(Entries from a dataset)
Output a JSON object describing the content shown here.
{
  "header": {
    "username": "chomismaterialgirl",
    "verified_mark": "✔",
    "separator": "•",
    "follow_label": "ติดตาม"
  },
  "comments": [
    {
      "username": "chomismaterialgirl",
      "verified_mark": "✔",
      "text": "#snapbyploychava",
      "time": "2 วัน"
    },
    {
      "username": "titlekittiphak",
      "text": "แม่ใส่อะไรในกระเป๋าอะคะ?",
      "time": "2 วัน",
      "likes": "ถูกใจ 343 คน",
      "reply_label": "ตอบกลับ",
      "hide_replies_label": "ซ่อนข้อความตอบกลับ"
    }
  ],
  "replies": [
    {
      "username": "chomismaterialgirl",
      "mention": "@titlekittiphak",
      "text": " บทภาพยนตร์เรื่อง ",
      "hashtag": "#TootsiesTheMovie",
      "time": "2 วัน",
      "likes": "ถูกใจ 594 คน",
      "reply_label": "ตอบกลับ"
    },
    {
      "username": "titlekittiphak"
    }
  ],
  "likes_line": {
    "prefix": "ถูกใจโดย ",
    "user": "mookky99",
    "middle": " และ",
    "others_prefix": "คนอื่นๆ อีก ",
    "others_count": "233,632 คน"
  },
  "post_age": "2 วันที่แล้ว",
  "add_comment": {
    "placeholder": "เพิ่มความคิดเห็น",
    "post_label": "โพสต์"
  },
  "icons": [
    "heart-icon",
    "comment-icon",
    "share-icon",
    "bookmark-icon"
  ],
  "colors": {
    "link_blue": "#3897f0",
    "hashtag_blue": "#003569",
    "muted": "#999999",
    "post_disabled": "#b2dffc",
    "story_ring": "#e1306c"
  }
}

What to do: Transcribe all of the material exactly. Omit nothing.

Result of the exercise:
Output a JSON object describing the content shown here.
{
  "header": {
    "username": "chomismaterialgirl",
    "verified_mark": "✔",
    "separator": "•",
    "follow_label": "ติดตาม"
  },
  "comments": [
    {
      "username": "chomismaterialgirl",
      "verified_mark": "✔",
      "text": "#snapbyploychava",
      "time": "2 วัน"
    },
    {
      "username": "titlekittiphak",
      "text": "แม่ใส่อะไรในกระเป๋าอะคะ?",
      "time": "2 วัน",
      "likes": "ถูกใจ 343 คน",
      "reply_label": "ตอบกลับ",
      "hide_replies_label": "ซ่อนข้อความตอบกลับ"
    }
  ],
  "replies": [
    {
      "username": "chomismaterialgirl",
      "mention": "@titlekittiphak",
      "text": " บทภาพยนตร์เรื่อง ",
      "hashtag": "#TootsiesTheMovie",
      "time": "2 วัน",
      "likes": "ถูกใจ 594 คน",
      "reply_label": "ตอบกลับ"
    },
    {
      "username": "titlekittiphak"
    }
  ],
  "likes_line": {
    "prefix": "ถูกใจโดย ",
    "user": "mookky99",
    "middle": " และ",
    "others_prefix": "คนอื่นๆ อีก ",
    "others_count": "233,632 คน"
  },
  "post_age": "2 วันที่แล้ว",
  "add_comment": {
    "placeholder": "เพิ่มความคิดเห็น",
    "post_label": "โพสต์"
  },
  "icons": [
    "heart-icon",
    "comment-icon",
    "share-icon",
    "bookmark-icon"
  ],
  "colors": {
    "link_blue": "#3897f0",
    "hashtag_blue": "#003569",
    "muted": "#999999",
    "post_disabled": "#b2dffc",
    "story_ring": "#e1306c"
  }
}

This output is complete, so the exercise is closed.